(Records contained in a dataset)
**********

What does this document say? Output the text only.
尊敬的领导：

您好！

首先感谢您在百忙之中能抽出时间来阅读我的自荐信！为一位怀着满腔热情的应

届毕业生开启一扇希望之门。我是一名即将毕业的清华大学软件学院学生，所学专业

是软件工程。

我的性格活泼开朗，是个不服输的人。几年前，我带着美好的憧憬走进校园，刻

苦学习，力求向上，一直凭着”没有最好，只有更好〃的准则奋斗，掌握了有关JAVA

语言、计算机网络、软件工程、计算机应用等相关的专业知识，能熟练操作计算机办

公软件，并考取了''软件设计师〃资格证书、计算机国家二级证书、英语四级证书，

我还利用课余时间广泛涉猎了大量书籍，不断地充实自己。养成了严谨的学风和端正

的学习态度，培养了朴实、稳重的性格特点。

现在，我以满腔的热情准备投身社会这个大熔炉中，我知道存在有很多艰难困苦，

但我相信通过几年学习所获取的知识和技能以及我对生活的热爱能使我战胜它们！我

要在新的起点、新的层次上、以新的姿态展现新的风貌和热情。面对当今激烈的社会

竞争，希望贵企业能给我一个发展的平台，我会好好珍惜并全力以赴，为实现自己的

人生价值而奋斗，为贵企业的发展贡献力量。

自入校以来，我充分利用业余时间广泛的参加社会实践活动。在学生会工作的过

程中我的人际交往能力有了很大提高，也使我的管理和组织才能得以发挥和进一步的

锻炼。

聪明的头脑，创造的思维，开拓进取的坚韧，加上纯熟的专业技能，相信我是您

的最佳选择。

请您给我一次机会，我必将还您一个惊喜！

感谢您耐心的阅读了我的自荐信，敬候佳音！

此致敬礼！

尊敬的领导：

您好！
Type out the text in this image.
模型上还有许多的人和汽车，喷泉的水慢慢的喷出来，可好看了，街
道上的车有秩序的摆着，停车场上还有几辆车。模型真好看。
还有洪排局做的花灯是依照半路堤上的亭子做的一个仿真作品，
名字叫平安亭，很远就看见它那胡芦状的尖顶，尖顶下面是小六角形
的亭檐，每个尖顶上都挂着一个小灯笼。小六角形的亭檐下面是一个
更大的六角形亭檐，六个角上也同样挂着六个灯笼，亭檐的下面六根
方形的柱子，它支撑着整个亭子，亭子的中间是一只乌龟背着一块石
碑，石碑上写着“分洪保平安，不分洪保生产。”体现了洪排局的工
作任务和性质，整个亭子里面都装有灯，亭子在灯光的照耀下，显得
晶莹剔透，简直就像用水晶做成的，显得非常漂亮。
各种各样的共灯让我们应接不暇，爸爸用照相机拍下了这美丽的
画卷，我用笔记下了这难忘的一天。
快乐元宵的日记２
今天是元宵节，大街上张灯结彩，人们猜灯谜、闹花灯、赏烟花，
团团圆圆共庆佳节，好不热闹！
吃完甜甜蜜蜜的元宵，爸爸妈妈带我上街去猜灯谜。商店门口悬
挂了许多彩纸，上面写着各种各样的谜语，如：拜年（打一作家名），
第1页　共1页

**********

WHAT THIS TASK INVOLVES. Show the lines of the records that include the string "text".

RESULT FOR THIS TASK.
What does this document say? Output the text only.
Type out the text in this image.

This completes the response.